__AIM OF THE TASK__:
Scan the data below for the string "khoản". Copy every line where it appears.

__DATA EXTRACT__:
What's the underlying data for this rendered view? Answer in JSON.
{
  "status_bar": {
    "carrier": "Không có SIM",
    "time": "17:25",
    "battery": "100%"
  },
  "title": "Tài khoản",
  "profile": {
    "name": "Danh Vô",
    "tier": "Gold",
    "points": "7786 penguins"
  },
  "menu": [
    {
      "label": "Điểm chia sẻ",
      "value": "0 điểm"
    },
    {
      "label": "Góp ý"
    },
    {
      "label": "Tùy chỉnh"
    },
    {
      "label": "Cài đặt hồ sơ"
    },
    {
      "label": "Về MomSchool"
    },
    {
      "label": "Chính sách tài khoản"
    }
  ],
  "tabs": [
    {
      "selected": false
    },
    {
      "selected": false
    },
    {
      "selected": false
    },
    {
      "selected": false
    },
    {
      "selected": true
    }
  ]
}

__COMPLETED EXERCISE__:
  "title": "Tài khoản",
      "label": "Chính sách tài khoản"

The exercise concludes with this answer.